→ Data to use:
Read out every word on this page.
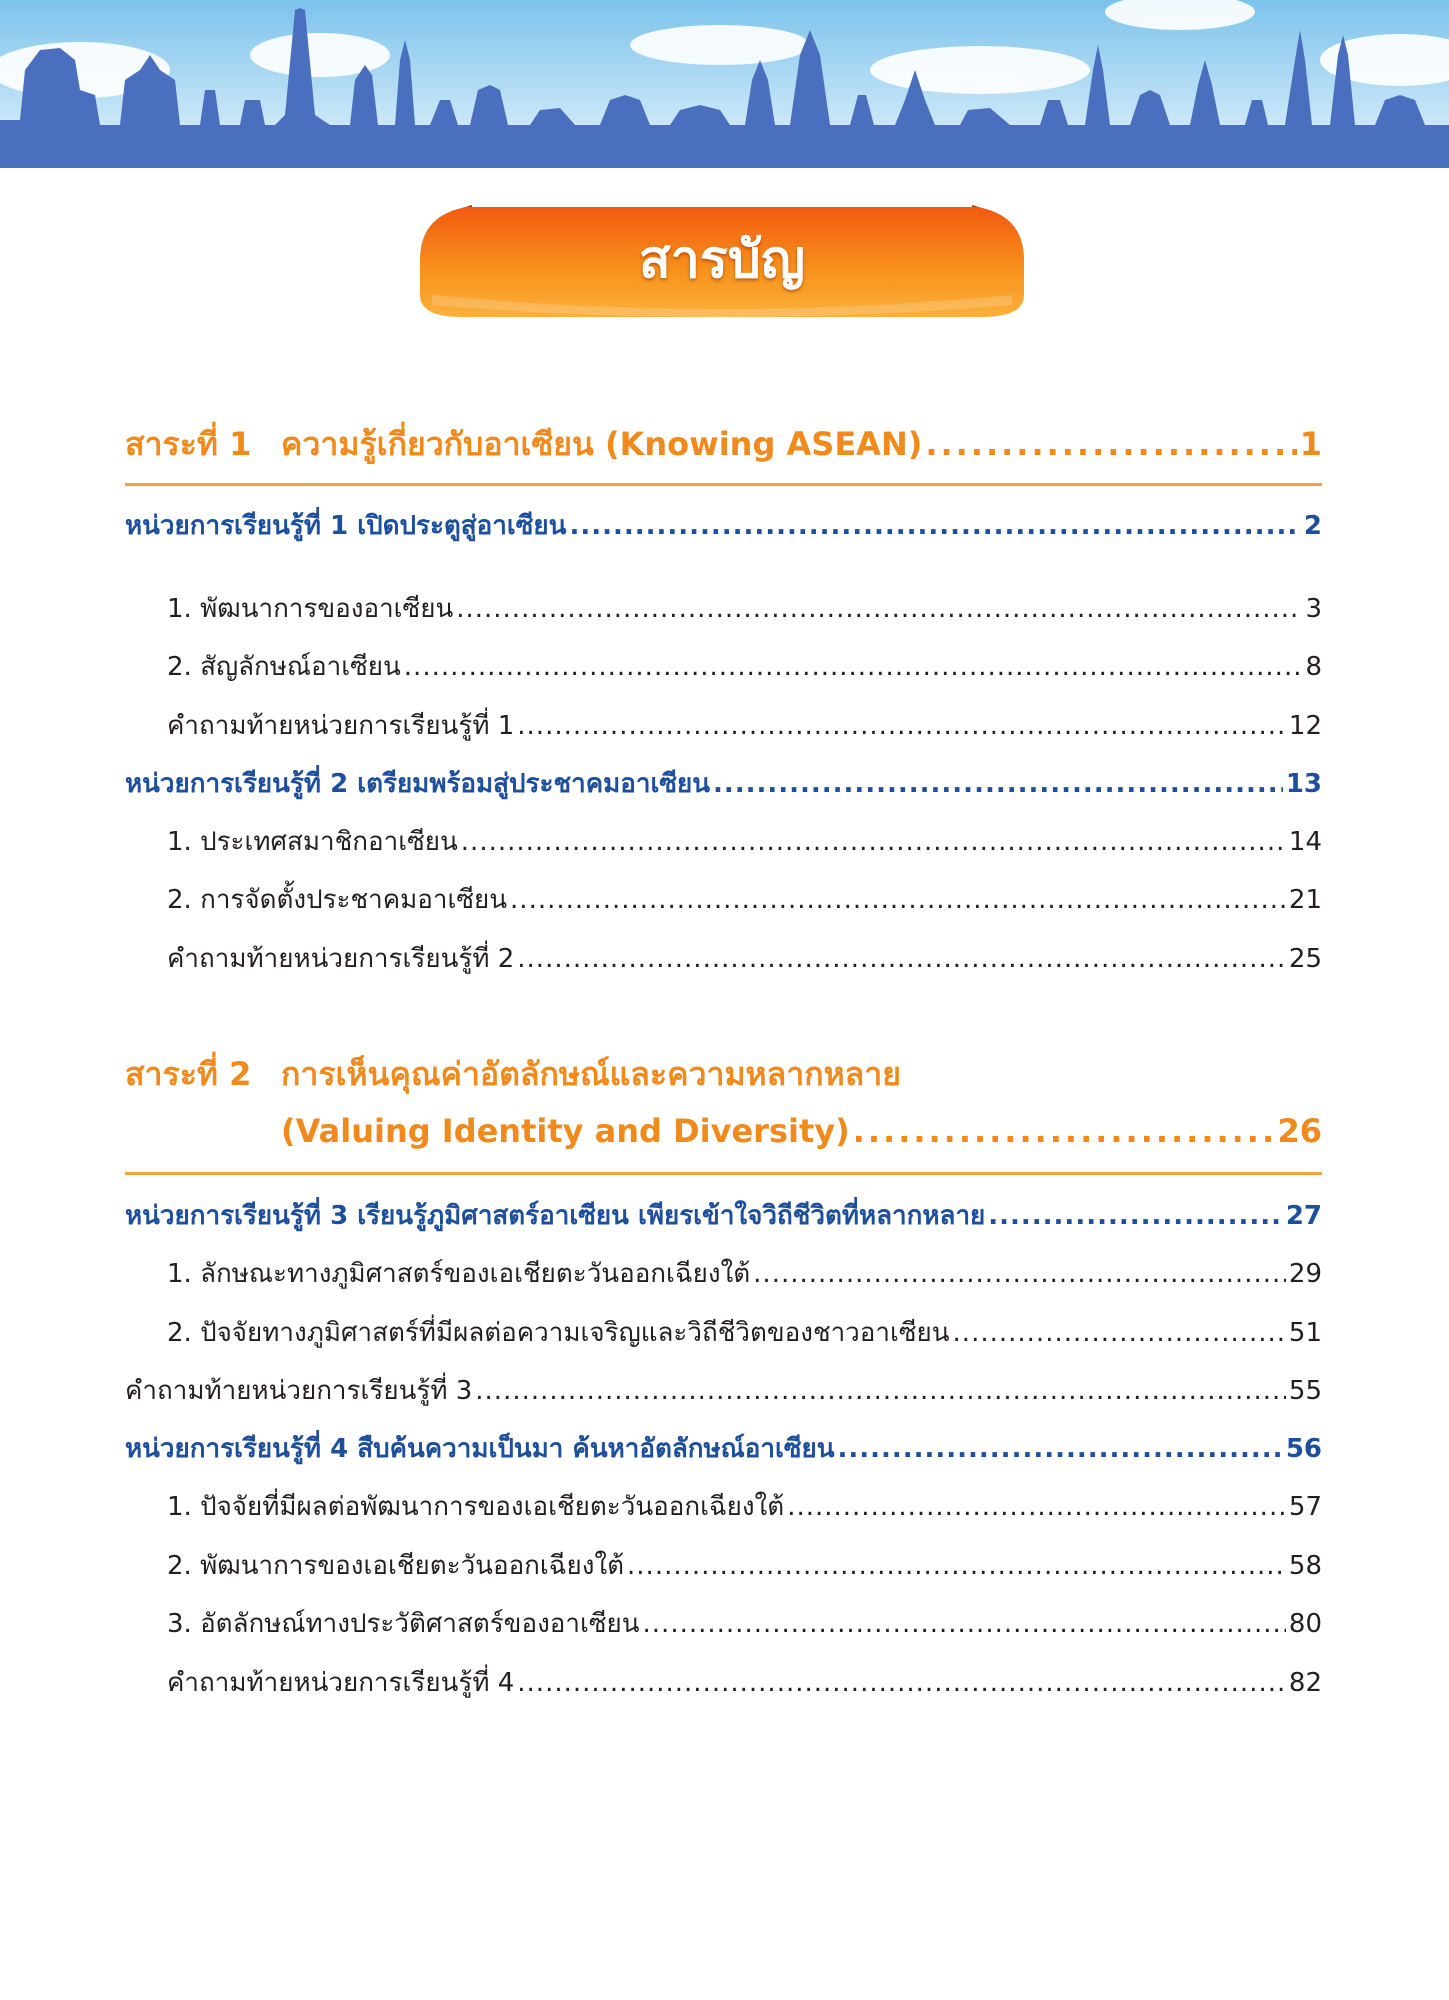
สารบัญ
สาระที่ 1 ความรู้เกี่ยวกับอาเซียน (Knowing ASEAN) .....	1
หน่วยการเรียนรู้ที่ 1 เปิดประตูสู่อาเซียน .....	2
1. พัฒนาการของอาเซียน .....	3
2. สัญลักษณ์อาเซียน .....	8
คำถามท้ายหน่วยการเรียนรู้ที่ 1 .....	12
หน่วยการเรียนรู้ที่ 2 เตรียมพร้อมสู่ประชาคมอาเซียน .....	13
1. ประเทศสมาชิกอาเซียน .....	14
2. การจัดตั้งประชาคมอาเซียน .....	21
คำถามท้ายหน่วยการเรียนรู้ที่ 2 .....	25
สาระที่ 2 การเห็นคุณค่าอัตลักษณ์และความหลากหลาย
(Valuing Identity and Diversity) .....	26
หน่วยการเรียนรู้ที่ 3 เรียนรู้ภูมิศาสตร์อาเซียน เพียรเข้าใจวิถีชีวิตที่หลากหลาย .....	27
1. ลักษณะทางภูมิศาสตร์ของเอเชียตะวันออกเฉียงใต้ .....	29
2. ปัจจัยทางภูมิศาสตร์ที่มีผลต่อความเจริญและวิถีชีวิตของชาวอาเซียน .....	51
คำถามท้ายหน่วยการเรียนรู้ที่ 3 .....	55
หน่วยการเรียนรู้ที่ 4 สืบค้นความเป็นมา ค้นหาอัตลักษณ์อาเซียน .....	56
1. ปัจจัยที่มีผลต่อพัฒนาการของเอเชียตะวันออกเฉียงใต้ .....	57
2. พัฒนาการของเอเชียตะวันออกเฉียงใต้ .....	58
3. อัตลักษณ์ทางประวัติศาสตร์ของอาเซียน .....	80
คำถามท้ายหน่วยการเรียนรู้ที่ 4 .....	82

→ What you have to do: Take every line from the data above that holds "วยการเร" and copy it out.

→ Result of this exercise:
หน่วยการเรียนรู้ที่ 1 เปิดประตูสู่อาเซียน .....	2
คำถามท้ายหน่วยการเรียนรู้ที่ 1 .....	12
หน่วยการเรียนรู้ที่ 2 เตรียมพร้อมสู่ประชาคมอาเซียน .....	13
คำถามท้ายหน่วยการเรียนรู้ที่ 2 .....	25
หน่วยการเรียนรู้ที่ 3 เรียนรู้ภูมิศาสตร์อาเซียน เพียรเข้าใจวิถีชีวิตที่หลากหลาย .....	27
คำถามท้ายหน่วยการเรียนรู้ที่ 3 .....	55
หน่วยการเรียนรู้ที่ 4 สืบค้นความเป็นมา ค้นหาอัตลักษณ์อาเซียน .....	56
คำถามท้ายหน่วยการเรียนรู้ที่ 4 .....	82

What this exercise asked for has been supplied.